Supplied text:
━━━━━━━━━━

By Andy Coghlan and Debora MacKenzie @ New Scientist:

AS PROTESTS against financial power sweep the world this week, science may have confirmed the protesters’ worst fears. An analysis of the relationships between 43,000 transnational corporations has identified a relatively small group of companies, mainly banks, with disproportionate power over the global economy.

The study’s assumptions have attracted some criticism, but complex systems analysts contacted by New Scientist say it is a unique effort to untangle control in the global economy. Pushing the analysis further, they say, could help to identify ways of making global capitalism more stable.

━━━━━━━━━━

Instructions:
**A)** Reproduce the excerpt on corporate control word for word, beginning at the words "By Andy Coghlan and Debora MacKenzie @" and stopping after "over the global economy.".
**B)** Answer these from the excerpt on corporate control:
(i) How many transnational corporations were covered by the analysis of relationships?
(ii) What kind of company mainly made up the small group with disproportionate power?
(iii) According to the complex systems analysts, what could pushing the analysis further help identify?

━━━━━━━━━━

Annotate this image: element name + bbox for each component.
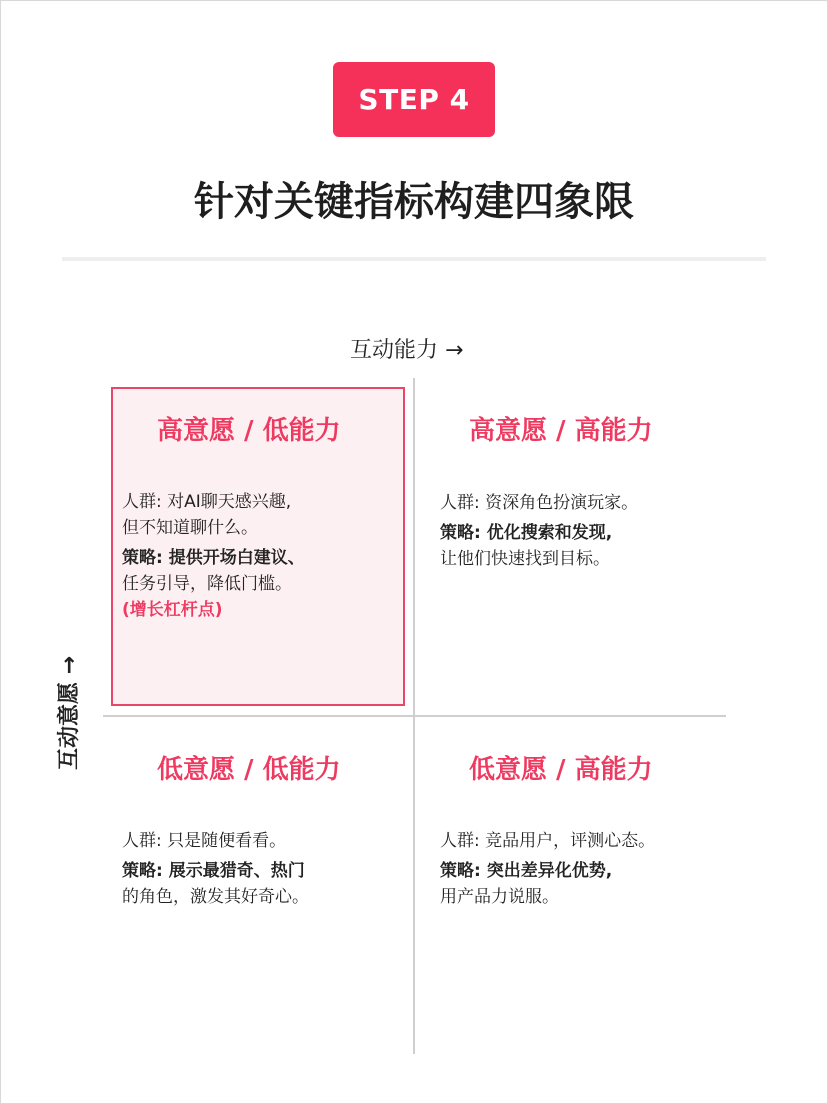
strategy-bold: 展示最猎奇、热门 [168, 861, 305, 881]
quadrant-body-high-will-low-ability [122, 489, 392, 623]
strategy-line: 让他们快速找到目标。 [440, 549, 610, 569]
strategy-bold: 优化搜索和发现, [486, 523, 613, 543]
growth-lever-note: (增长杠杆点) [122, 600, 223, 620]
step-badge: STEP 4 [333, 62, 495, 137]
audience-line: 人群: 资深角色扮演玩家。 [440, 493, 639, 513]
audience-line: 人群: 对AI聊天感兴趣, [122, 492, 292, 512]
strategy-prefix: 策略: [440, 523, 487, 543]
horizontal-axis-line [103, 715, 726, 717]
quadrant-body-high-will-high-ability [440, 490, 710, 572]
quadrant-title-low-will-low-ability: 低意愿 / 低能力 [157, 755, 341, 785]
strategy-prefix: 策略: [122, 548, 169, 568]
audience-line: 但不知道聊什么。 [122, 518, 258, 538]
audience-line: 人群: 只是随便看看。 [122, 831, 287, 851]
x-axis-label: 互动能力 → [350, 338, 464, 363]
strategy-prefix: 策略: [122, 861, 169, 881]
strategy-bold: 突出差异化优势, [486, 861, 613, 881]
strategy-line [122, 545, 392, 571]
quadrant-title-low-will-high-ability: 低意愿 / 高能力 [469, 755, 653, 785]
quadrant-body-low-will-low-ability [122, 828, 392, 910]
quadrant-title-high-will-high-ability: 高意愿 / 高能力 [469, 416, 653, 446]
y-axis-label: 互动意愿 → [57, 655, 82, 770]
strategy-line [440, 520, 710, 546]
strategy-line: 用产品力说服。 [440, 887, 559, 907]
strategy-line [440, 858, 710, 884]
title-divider [62, 257, 766, 261]
strategy-line [122, 858, 392, 884]
quadrant-body-low-will-high-ability [440, 828, 710, 910]
strategy-line: 的角色，激发其好奇心。 [122, 887, 309, 907]
strategy-prefix: 策略: [440, 861, 487, 881]
audience-line: 人群: 竞品用户，评测心态。 [440, 831, 656, 851]
strategy-bold: 提供开场白建议、 [168, 548, 305, 568]
quadrant-title-high-will-low-ability: 高意愿 / 低能力 [157, 416, 341, 446]
strategy-line: 任务引导，降低门槛。 [122, 574, 292, 594]
page-title: 针对关键指标构建四象限 [194, 179, 634, 225]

━━━━━━━━━━

Results of the tasks:
**A)**
By Andy Coghlan and Debora MacKenzie @ New Scientist:

AS PROTESTS against financial power sweep the world this week, science may have confirmed the protesters’ worst fears. An analysis of the relationships between 43,000 transnational corporations has identified a relatively small group of companies, mainly banks, with disproportionate power over the global economy.

**B)**
(i) 43,000
(ii) Banks
(iii) Ways of making global capitalism more stable